Transcribe the listing exactly, leaving out every picture.

Lines of data:

— Start —

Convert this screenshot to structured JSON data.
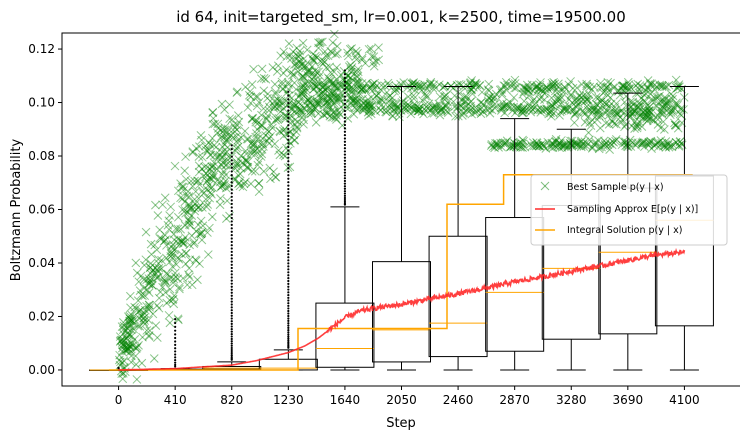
{
  "chart_data": {
    "type": "box+scatter+line",
    "title": "id 64, init=targeted_sm, lr=0.001, k=2500, time=19500.00",
    "xlabel": "Step",
    "ylabel": "Boltzmann Probability",
    "xlim": [
      -410,
      4510
    ],
    "ylim": [
      -0.006,
      0.126
    ],
    "x_ticks": [
      "0",
      "410",
      "820",
      "1230",
      "1640",
      "2050",
      "2460",
      "2870",
      "3280",
      "3690",
      "4100"
    ],
    "y_ticks": [
      "0.00",
      "0.02",
      "0.04",
      "0.06",
      "0.08",
      "0.10",
      "0.12"
    ],
    "grid": false,
    "legend_position": "center-right",
    "legend": [
      {
        "label": "Best Sample p(y | x)",
        "marker": "x",
        "color": "#008000"
      },
      {
        "label": "Sampling Approx E[p(y | x)]",
        "marker": "line",
        "color": "#ff2a2a"
      },
      {
        "label": "Integral Solution p(y | x)",
        "marker": "line",
        "color": "#ffa500"
      }
    ],
    "boxes": [
      {
        "x": 0,
        "whislo": 0.0,
        "q1": 0.0,
        "med": 0.0,
        "q3": 0.0,
        "whishi": 0.0,
        "outliers_max": 0.0
      },
      {
        "x": 410,
        "whislo": 0.0,
        "q1": 0.0,
        "med": 0.0,
        "q3": 0.0003,
        "whishi": 0.0005,
        "outliers_max": 0.019
      },
      {
        "x": 820,
        "whislo": 0.0,
        "q1": 0.0003,
        "med": 0.0007,
        "q3": 0.0013,
        "whishi": 0.003,
        "outliers_max": 0.084
      },
      {
        "x": 1230,
        "whislo": 0.0,
        "q1": 0.0,
        "med": 0.0007,
        "q3": 0.004,
        "whishi": 0.0075,
        "outliers_max": 0.104
      },
      {
        "x": 1640,
        "whislo": 0.0,
        "q1": 0.001,
        "med": 0.008,
        "q3": 0.025,
        "whishi": 0.061,
        "outliers_max": 0.112
      },
      {
        "x": 2050,
        "whislo": 0.0,
        "q1": 0.003,
        "med": 0.015,
        "q3": 0.0405,
        "whishi": 0.106,
        "outliers_max": null
      },
      {
        "x": 2460,
        "whislo": 0.0,
        "q1": 0.005,
        "med": 0.0175,
        "q3": 0.05,
        "whishi": 0.106,
        "outliers_max": null
      },
      {
        "x": 2870,
        "whislo": 0.0,
        "q1": 0.007,
        "med": 0.029,
        "q3": 0.057,
        "whishi": 0.094,
        "outliers_max": null
      },
      {
        "x": 3280,
        "whislo": 0.0,
        "q1": 0.0115,
        "med": 0.038,
        "q3": 0.0615,
        "whishi": 0.09,
        "outliers_max": null
      },
      {
        "x": 3690,
        "whislo": 0.0,
        "q1": 0.0135,
        "med": 0.044,
        "q3": 0.068,
        "whishi": 0.1035,
        "outliers_max": null
      },
      {
        "x": 4100,
        "whislo": 0.0,
        "q1": 0.0165,
        "med": 0.056,
        "q3": 0.0725,
        "whishi": 0.106,
        "outliers_max": null
      }
    ],
    "sampling_approx": {
      "x": [
        0,
        410,
        820,
        1000,
        1230,
        1350,
        1450,
        1550,
        1640,
        1750,
        1900,
        2050,
        2250,
        2460,
        2700,
        2870,
        3100,
        3280,
        3500,
        3690,
        3900,
        4100
      ],
      "y": [
        0.0,
        0.0005,
        0.0018,
        0.0035,
        0.0065,
        0.009,
        0.012,
        0.016,
        0.0195,
        0.022,
        0.0235,
        0.0245,
        0.0265,
        0.0285,
        0.031,
        0.033,
        0.035,
        0.037,
        0.039,
        0.041,
        0.043,
        0.044
      ]
    },
    "integral_solution": {
      "x": [
        -70,
        1300,
        1300,
        2380,
        2380,
        2790,
        2790,
        4160
      ],
      "y": [
        0.0,
        0.0,
        0.0155,
        0.0155,
        0.062,
        0.062,
        0.073,
        0.073
      ]
    },
    "best_sample_clusters": [
      {
        "from": 0,
        "to": 120,
        "center_start": 0.0,
        "center_end": 0.02,
        "spread": 0.006,
        "count": 80
      },
      {
        "from": 120,
        "to": 700,
        "center_start": 0.02,
        "center_end": 0.075,
        "spread": 0.012,
        "count": 300
      },
      {
        "from": 700,
        "to": 1300,
        "center_start": 0.075,
        "center_end": 0.1,
        "spread": 0.01,
        "count": 280
      },
      {
        "from": 1300,
        "to": 1750,
        "center_start": 0.103,
        "center_end": 0.104,
        "spread": 0.006,
        "count": 240
      },
      {
        "from": 1200,
        "to": 1900,
        "center_start": 0.118,
        "center_end": 0.118,
        "spread": 0.003,
        "count": 60
      },
      {
        "from": 1750,
        "to": 4100,
        "center_start": 0.1,
        "center_end": 0.1,
        "spread": 0.0025,
        "count": 300
      },
      {
        "from": 1750,
        "to": 4100,
        "center_start": 0.106,
        "center_end": 0.106,
        "spread": 0.001,
        "count": 200
      },
      {
        "from": 1750,
        "to": 4100,
        "center_start": 0.097,
        "center_end": 0.097,
        "spread": 0.001,
        "count": 150
      },
      {
        "from": 2700,
        "to": 4100,
        "center_start": 0.0845,
        "center_end": 0.0845,
        "spread": 0.0008,
        "count": 180
      },
      {
        "from": 3300,
        "to": 4100,
        "center_start": 0.093,
        "center_end": 0.093,
        "spread": 0.002,
        "count": 60
      }
    ]
  }
}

— End —

◆ RESULT FOR THIS EXERCISE ◆
Convert this screenshot to structured JSON data.
{
  "chart_data": {
    "type": "box+scatter+line",
    "title": "id 64, init=targeted_sm, lr=0.001, k=2500, time=19500.00",
    "xlabel": "Step",
    "ylabel": "Boltzmann Probability",
    "xlim": [
      -410,
      4510
    ],
    "ylim": [
      -0.006,
      0.126
    ],
    "x_ticks": [
      "0",
      "410",
      "820",
      "1230",
      "1640",
      "2050",
      "2460",
      "2870",
      "3280",
      "3690",
      "4100"
    ],
    "y_ticks": [
      "0.00",
      "0.02",
      "0.04",
      "0.06",
      "0.08",
      "0.10",
      "0.12"
    ],
    "grid": false,
    "legend_position": "center-right",
    "legend": [
      {
        "label": "Best Sample p(y | x)",
        "marker": "x",
        "color": "#008000"
      },
      {
        "label": "Sampling Approx E[p(y | x)]",
        "marker": "line",
        "color": "#ff2a2a"
      },
      {
        "label": "Integral Solution p(y | x)",
        "marker": "line",
        "color": "#ffa500"
      }
    ],
    "boxes": [
      {
        "x": 0,
        "whislo": 0.0,
        "q1": 0.0,
        "med": 0.0,
        "q3": 0.0,
        "whishi": 0.0,
        "outliers_max": 0.0
      },
      {
        "x": 410,
        "whislo": 0.0,
        "q1": 0.0,
        "med": 0.0,
        "q3": 0.0003,
        "whishi": 0.0005,
        "outliers_max": 0.019
      },
      {
        "x": 820,
        "whislo": 0.0,
        "q1": 0.0003,
        "med": 0.0007,
        "q3": 0.0013,
        "whishi": 0.003,
        "outliers_max": 0.084
      },
      {
        "x": 1230,
        "whislo": 0.0,
        "q1": 0.0,
        "med": 0.0007,
        "q3": 0.004,
        "whishi": 0.0075,
        "outliers_max": 0.104
      },
      {
        "x": 1640,
        "whislo": 0.0,
        "q1": 0.001,
        "med": 0.008,
        "q3": 0.025,
        "whishi": 0.061,
        "outliers_max": 0.112
      },
      {
        "x": 2050,
        "whislo": 0.0,
        "q1": 0.003,
        "med": 0.015,
        "q3": 0.0405,
        "whishi": 0.106,
        "outliers_max": null
      },
      {
        "x": 2460,
        "whislo": 0.0,
        "q1": 0.005,
        "med": 0.0175,
        "q3": 0.05,
        "whishi": 0.106,
        "outliers_max": null
      },
      {
        "x": 2870,
        "whislo": 0.0,
        "q1": 0.007,
        "med": 0.029,
        "q3": 0.057,
        "whishi": 0.094,
        "outliers_max": null
      },
      {
        "x": 3280,
        "whislo": 0.0,
        "q1": 0.0115,
        "med": 0.038,
        "q3": 0.0615,
        "whishi": 0.09,
        "outliers_max": null
      },
      {
        "x": 3690,
        "whislo": 0.0,
        "q1": 0.0135,
        "med": 0.044,
        "q3": 0.068,
        "whishi": 0.1035,
        "outliers_max": null
      },
      {
        "x": 4100,
        "whislo": 0.0,
        "q1": 0.0165,
        "med": 0.056,
        "q3": 0.0725,
        "whishi": 0.106,
        "outliers_max": null
      }
    ],
    "sampling_approx": {
      "x": [
        0,
        410,
        820,
        1000,
        1230,
        1350,
        1450,
        1550,
        1640,
        1750,
        1900,
        2050,
        2250,
        2460,
        2700,
        2870,
        3100,
        3280,
        3500,
        3690,
        3900,
        4100
      ],
      "y": [
        0.0,
        0.0005,
        0.0018,
        0.0035,
        0.0065,
        0.009,
        0.012,
        0.016,
        0.0195,
        0.022,
        0.0235,
        0.0245,
        0.0265,
        0.0285,
        0.031,
        0.033,
        0.035,
        0.037,
        0.039,
        0.041,
        0.043,
        0.044
      ]
    },
    "integral_solution": {
      "x": [
        -70,
        1300,
        1300,
        2380,
        2380,
        2790,
        2790,
        4160
      ],
      "y": [
        0.0,
        0.0,
        0.0155,
        0.0155,
        0.062,
        0.062,
        0.073,
        0.073
      ]
    },
    "best_sample_clusters": [
      {
        "from": 0,
        "to": 120,
        "center_start": 0.0,
        "center_end": 0.02,
        "spread": 0.006,
        "count": 80
      },
      {
        "from": 120,
        "to": 700,
        "center_start": 0.02,
        "center_end": 0.075,
        "spread": 0.012,
        "count": 300
      },
      {
        "from": 700,
        "to": 1300,
        "center_start": 0.075,
        "center_end": 0.1,
        "spread": 0.01,
        "count": 280
      },
      {
        "from": 1300,
        "to": 1750,
        "center_start": 0.103,
        "center_end": 0.104,
        "spread": 0.006,
        "count": 240
      },
      {
        "from": 1200,
        "to": 1900,
        "center_start": 0.118,
        "center_end": 0.118,
        "spread": 0.003,
        "count": 60
      },
      {
        "from": 1750,
        "to": 4100,
        "center_start": 0.1,
        "center_end": 0.1,
        "spread": 0.0025,
        "count": 300
      },
      {
        "from": 1750,
        "to": 4100,
        "center_start": 0.106,
        "center_end": 0.106,
        "spread": 0.001,
        "count": 200
      },
      {
        "from": 1750,
        "to": 4100,
        "center_start": 0.097,
        "center_end": 0.097,
        "spread": 0.001,
        "count": 150
      },
      {
        "from": 2700,
        "to": 4100,
        "center_start": 0.0845,
        "center_end": 0.0845,
        "spread": 0.0008,
        "count": 180
      },
      {
        "from": 3300,
        "to": 4100,
        "center_start": 0.093,
        "center_end": 0.093,
        "spread": 0.002,
        "count": 60
      }
    ]
  }
}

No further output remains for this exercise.